Stated task
Return every record below exactly as written, omitting any pictures.

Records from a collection

* Start *

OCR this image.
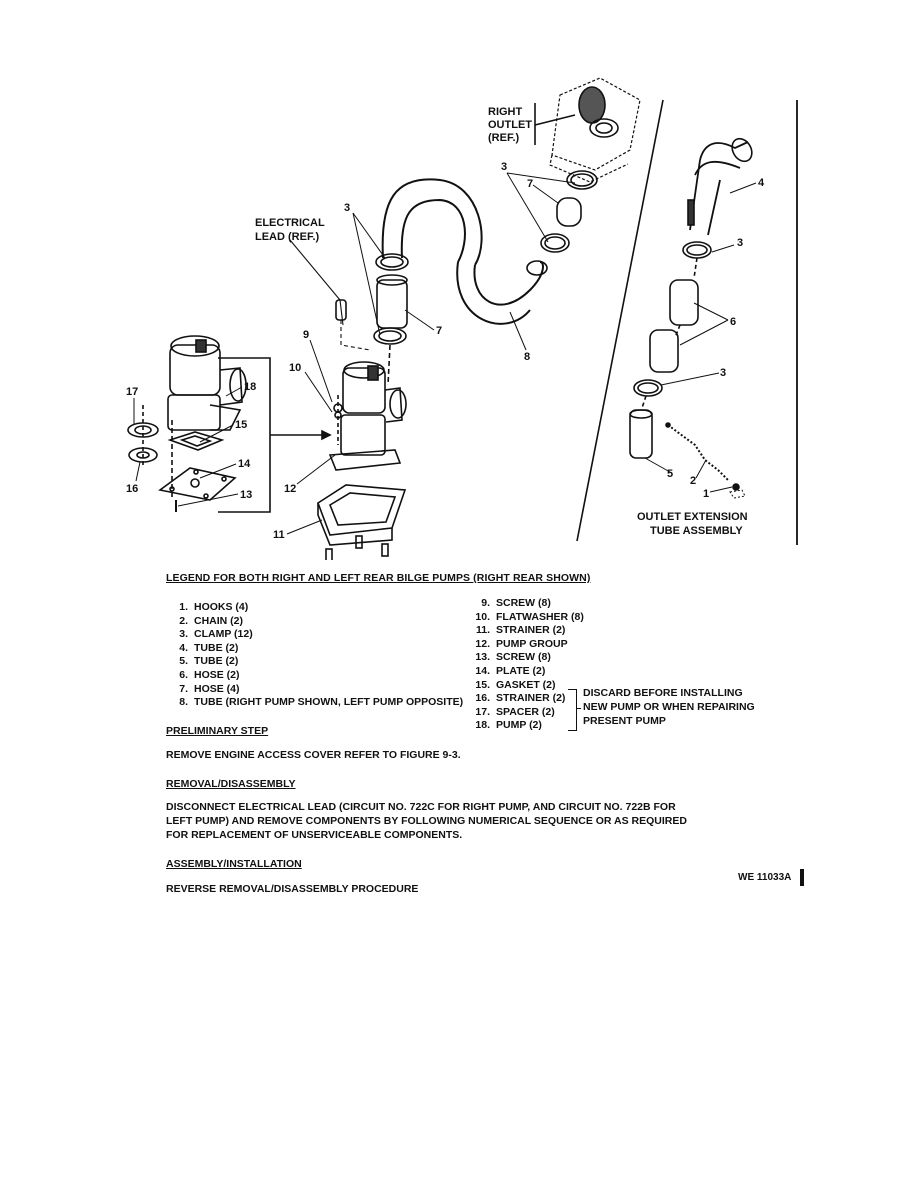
RIGHT
OUTLET
(REF.)
ELECTRICAL
LEAD (REF.)
OUTLET EXTENSION
TUBE ASSEMBLY
1
2
3
3
3
3
4
5
6
7
7
8
9
10
11
12
13
14
15
16
17	18
LEGEND FOR BOTH RIGHT AND LEFT REAR BILGE PUMPS (RIGHT REAR SHOWN)
1. HOOKS (4)
2. CHAIN (2)
3. CLAMP (12)
4. TUBE (2)
5. TUBE (2)
6. HOSE (2)
7. HOSE (4)
8. TUBE (RIGHT PUMP SHOWN, LEFT PUMP OPPOSITE)
9. SCREW (8)
10. FLATWASHER (8)
11. STRAINER (2)
12. PUMP GROUP
13. SCREW (8)
14. PLATE (2)
15. GASKET (2)
16. STRAINER (2)
17. SPACER (2)
18. PUMP (2)
DISCARD BEFORE INSTALLING
NEW PUMP OR WHEN REPAIRING
PRESENT PUMP
PRELIMINARY STEP
REMOVE ENGINE ACCESS COVER REFER TO FIGURE 9-3.
REMOVAL/DISASSEMBLY
DISCONNECT ELECTRICAL LEAD (CIRCUIT NO. 722C FOR RIGHT PUMP, AND CIRCUIT NO. 722B FOR
LEFT PUMP) AND REMOVE COMPONENTS BY FOLLOWING NUMERICAL SEQUENCE OR AS REQUIRED
FOR REPLACEMENT OF UNSERVICEABLE COMPONENTS.
ASSEMBLY/INSTALLATION
REVERSE REMOVAL/DISASSEMBLY PROCEDURE
WE 11033A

* End *

Task output
OCR this image.
RIGHT
OUTLET
(REF.)
ELECTRICAL
LEAD (REF.)
OUTLET EXTENSION
TUBE ASSEMBLY
1
2
3
3
3
3
4
5
6
7
7
8
9
10
11
12
13
14
15
16
17	18
LEGEND FOR BOTH RIGHT AND LEFT REAR BILGE PUMPS (RIGHT REAR SHOWN)
1. HOOKS (4)
2. CHAIN (2)
3. CLAMP (12)
4. TUBE (2)
5. TUBE (2)
6. HOSE (2)
7. HOSE (4)
8. TUBE (RIGHT PUMP SHOWN, LEFT PUMP OPPOSITE)
9. SCREW (8)
10. FLATWASHER (8)
11. STRAINER (2)
12. PUMP GROUP
13. SCREW (8)
14. PLATE (2)
15. GASKET (2)
16. STRAINER (2)
17. SPACER (2)
18. PUMP (2)
DISCARD BEFORE INSTALLING
NEW PUMP OR WHEN REPAIRING
PRESENT PUMP
PRELIMINARY STEP
REMOVE ENGINE ACCESS COVER REFER TO FIGURE 9-3.
REMOVAL/DISASSEMBLY
DISCONNECT ELECTRICAL LEAD (CIRCUIT NO. 722C FOR RIGHT PUMP, AND CIRCUIT NO. 722B FOR
LEFT PUMP) AND REMOVE COMPONENTS BY FOLLOWING NUMERICAL SEQUENCE OR AS REQUIRED
FOR REPLACEMENT OF UNSERVICEABLE COMPONENTS.
ASSEMBLY/INSTALLATION
REVERSE REMOVAL/DISASSEMBLY PROCEDURE
WE 11033A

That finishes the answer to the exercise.